**Problem statement:**
Each line of the data that includes the string "seen" is to be copied out.

**The input:**

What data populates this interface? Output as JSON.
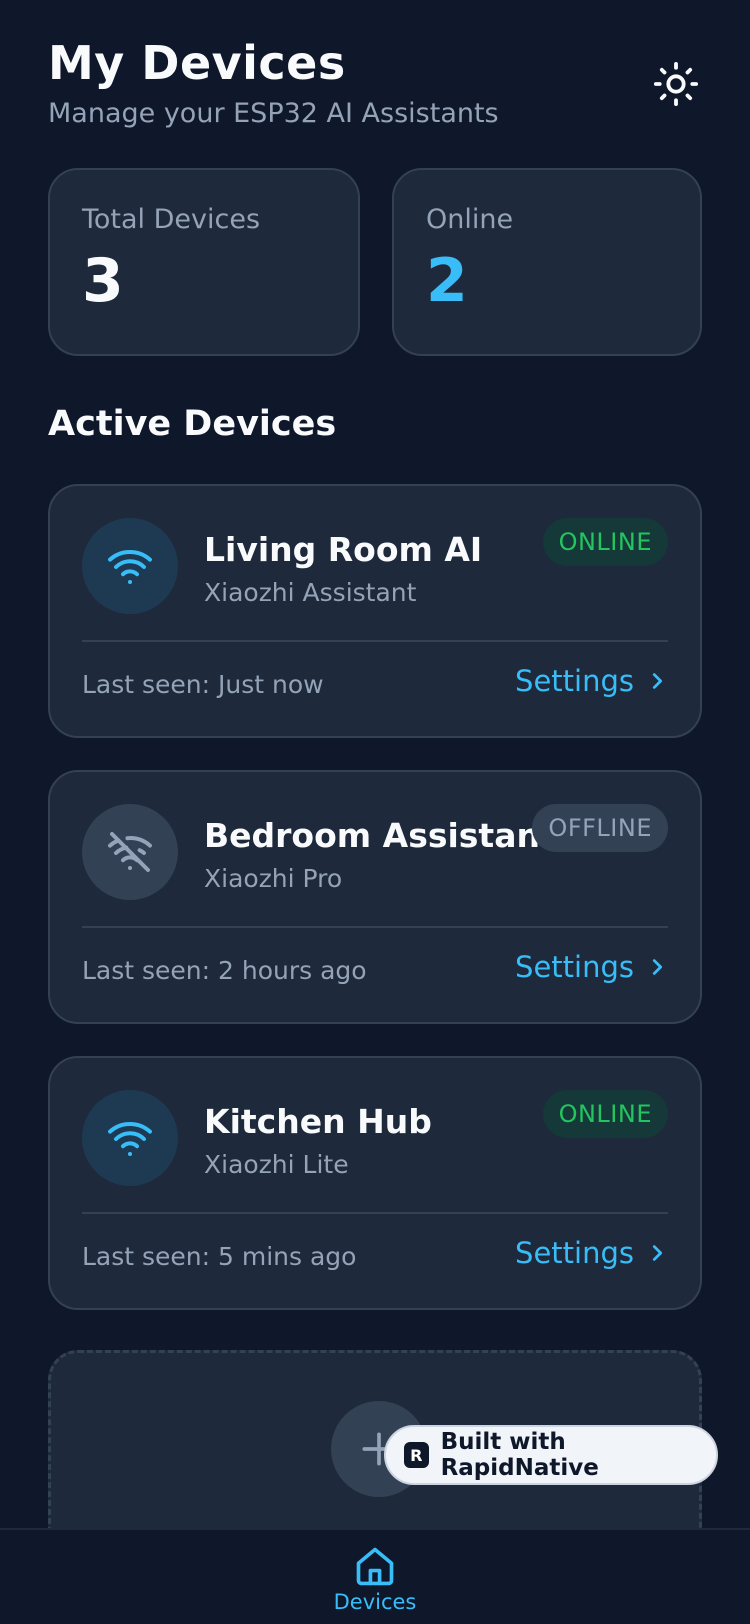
{
  "header": {
    "title": "My Devices",
    "subtitle": "Manage your ESP32 AI Assistants",
    "theme_icon": "sun-icon"
  },
  "stats": {
    "total_label": "Total Devices",
    "total_value": "3",
    "online_label": "Online",
    "online_value": "2"
  },
  "section": {
    "title": "Active Devices"
  },
  "devices": [
    {
      "name": "Living Room AI",
      "model": "Xiaozhi Assistant",
      "status": "ONLINE",
      "last_seen": "Last seen: Just now",
      "settings_label": "Settings",
      "icon": "wifi-icon"
    },
    {
      "name": "Bedroom Assistant",
      "model": "Xiaozhi Pro",
      "status": "OFFLINE",
      "last_seen": "Last seen: 2 hours ago",
      "settings_label": "Settings",
      "icon": "wifi-off-icon"
    },
    {
      "name": "Kitchen Hub",
      "model": "Xiaozhi Lite",
      "status": "ONLINE",
      "last_seen": "Last seen: 5 mins ago",
      "settings_label": "Settings",
      "icon": "wifi-icon"
    }
  ],
  "built_with": {
    "label": "Built with RapidNative",
    "logo_letter": "R"
  },
  "tabbar": {
    "items": [
      {
        "label": "Devices",
        "icon": "home-icon"
      }
    ]
  },
  "colors": {
    "accent": "#38bdf8",
    "online": "#22c55e",
    "background": "#0f172a",
    "card": "#1e293b"
  }
}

**The response:**
      "last_seen": "Last seen: Just now",
      "last_seen": "Last seen: 2 hours ago",
      "last_seen": "Last seen: 5 mins ago",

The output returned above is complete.